[Begin Data section]

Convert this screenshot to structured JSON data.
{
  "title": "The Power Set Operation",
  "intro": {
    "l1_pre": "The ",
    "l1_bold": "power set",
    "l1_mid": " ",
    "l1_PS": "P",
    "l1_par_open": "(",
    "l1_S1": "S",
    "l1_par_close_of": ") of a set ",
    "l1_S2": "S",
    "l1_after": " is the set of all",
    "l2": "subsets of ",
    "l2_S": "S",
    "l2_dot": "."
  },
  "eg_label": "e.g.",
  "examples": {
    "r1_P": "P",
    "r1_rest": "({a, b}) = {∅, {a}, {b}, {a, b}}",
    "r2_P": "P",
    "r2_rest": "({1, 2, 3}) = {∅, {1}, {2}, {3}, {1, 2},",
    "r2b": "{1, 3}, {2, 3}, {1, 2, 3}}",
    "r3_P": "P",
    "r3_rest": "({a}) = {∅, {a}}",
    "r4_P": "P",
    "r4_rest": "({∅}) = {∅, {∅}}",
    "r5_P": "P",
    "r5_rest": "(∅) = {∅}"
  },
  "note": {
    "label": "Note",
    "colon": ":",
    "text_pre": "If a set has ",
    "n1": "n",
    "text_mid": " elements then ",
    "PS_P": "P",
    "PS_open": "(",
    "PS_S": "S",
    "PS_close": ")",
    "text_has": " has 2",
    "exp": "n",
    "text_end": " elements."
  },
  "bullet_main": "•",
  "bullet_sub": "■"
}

[End Data section]

■ Objective:
Print out every entry, keeping each one exact.

■ Written reply:
Convert this screenshot to structured JSON data.
{
  "title": "The Power Set Operation",
  "intro": {
    "l1_pre": "The ",
    "l1_bold": "power set",
    "l1_mid": " ",
    "l1_PS": "P",
    "l1_par_open": "(",
    "l1_S1": "S",
    "l1_par_close_of": ") of a set ",
    "l1_S2": "S",
    "l1_after": " is the set of all",
    "l2": "subsets of ",
    "l2_S": "S",
    "l2_dot": "."
  },
  "eg_label": "e.g.",
  "examples": {
    "r1_P": "P",
    "r1_rest": "({a, b}) = {∅, {a}, {b}, {a, b}}",
    "r2_P": "P",
    "r2_rest": "({1, 2, 3}) = {∅, {1}, {2}, {3}, {1, 2},",
    "r2b": "{1, 3}, {2, 3}, {1, 2, 3}}",
    "r3_P": "P",
    "r3_rest": "({a}) = {∅, {a}}",
    "r4_P": "P",
    "r4_rest": "({∅}) = {∅, {∅}}",
    "r5_P": "P",
    "r5_rest": "(∅) = {∅}"
  },
  "note": {
    "label": "Note",
    "colon": ":",
    "text_pre": "If a set has ",
    "n1": "n",
    "text_mid": " elements then ",
    "PS_P": "P",
    "PS_open": "(",
    "PS_S": "S",
    "PS_close": ")",
    "text_has": " has 2",
    "exp": "n",
    "text_end": " elements."
  },
  "bullet_main": "•",
  "bullet_sub": "■"
}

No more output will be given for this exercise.